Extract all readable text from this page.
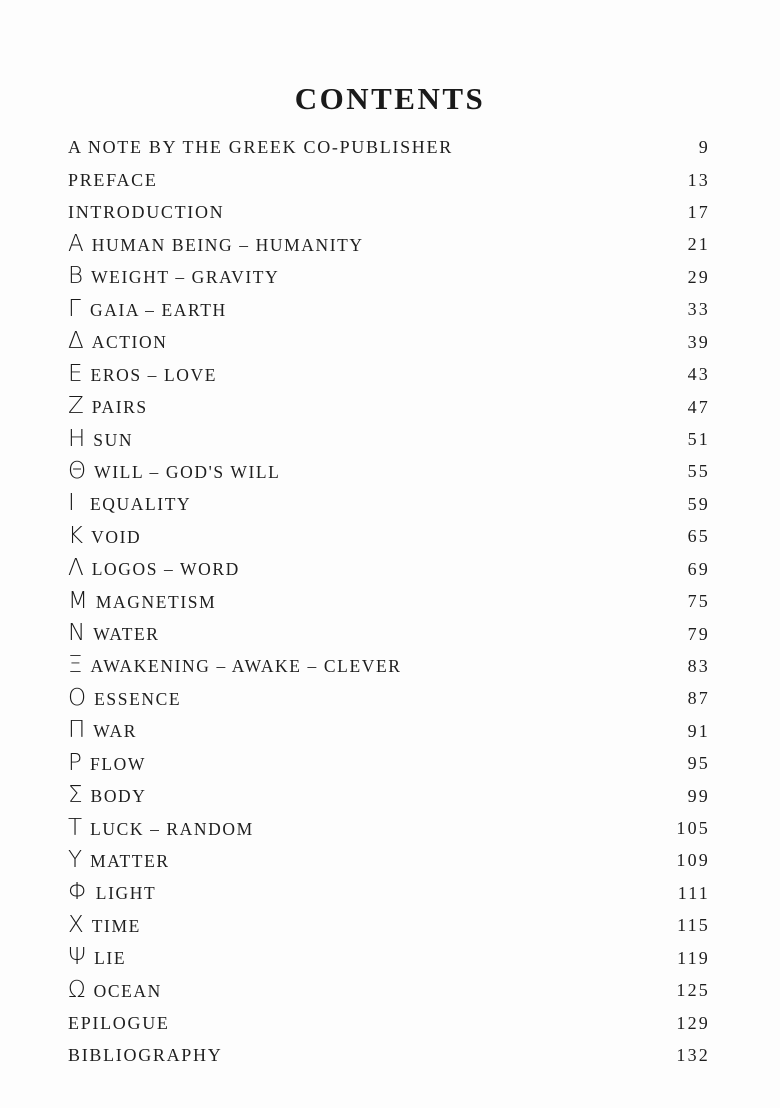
CONTENTS
A NOTE BY THE GREEK CO-PUBLISHER	9
PREFACE	13
INTRODUCTION	17
Α HUMAN BEING – HUMANITY	21
Β WEIGHT – GRAVITY	29
Γ GAIA – EARTH	33
Δ ACTION	39
Ε EROS – LOVE	43
Ζ PAIRS	47
Η SUN	51
Θ WILL – GOD'S WILL	55
Ι EQUALITY	59
Κ VOID	65
Λ LOGOS – WORD	69
Μ MAGNETISM	75
Ν WATER	79
Ξ AWAKENING – AWAKE – CLEVER	83
Ο ESSENCE	87
Π WAR	91
Ρ FLOW	95
Σ BODY	99
Τ LUCK – RANDOM	105
Υ MATTER	109
Φ LIGHT	111
Χ TIME	115
Ψ LIE	119
Ω OCEAN	125
EPILOGUE	129
BIBLIOGRAPHY	132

◇ ◇ ◇ ◇ ◇ ◇ ◇

TASK REQUIREMENTS = Do not include the images; transcribe the rest of the listing exactly.

EXERCISE ANSWER =
Extract all readable text from this page.
CONTENTS
A NOTE BY THE GREEK CO-PUBLISHER	9
PREFACE	13
INTRODUCTION	17
Α HUMAN BEING – HUMANITY	21
Β WEIGHT – GRAVITY	29
Γ GAIA – EARTH	33
Δ ACTION	39
Ε EROS – LOVE	43
Ζ PAIRS	47
Η SUN	51
Θ WILL – GOD'S WILL	55
Ι EQUALITY	59
Κ VOID	65
Λ LOGOS – WORD	69
Μ MAGNETISM	75
Ν WATER	79
Ξ AWAKENING – AWAKE – CLEVER	83
Ο ESSENCE	87
Π WAR	91
Ρ FLOW	95
Σ BODY	99
Τ LUCK – RANDOM	105
Υ MATTER	109
Φ LIGHT	111
Χ TIME	115
Ψ LIE	119
Ω OCEAN	125
EPILOGUE	129
BIBLIOGRAPHY	132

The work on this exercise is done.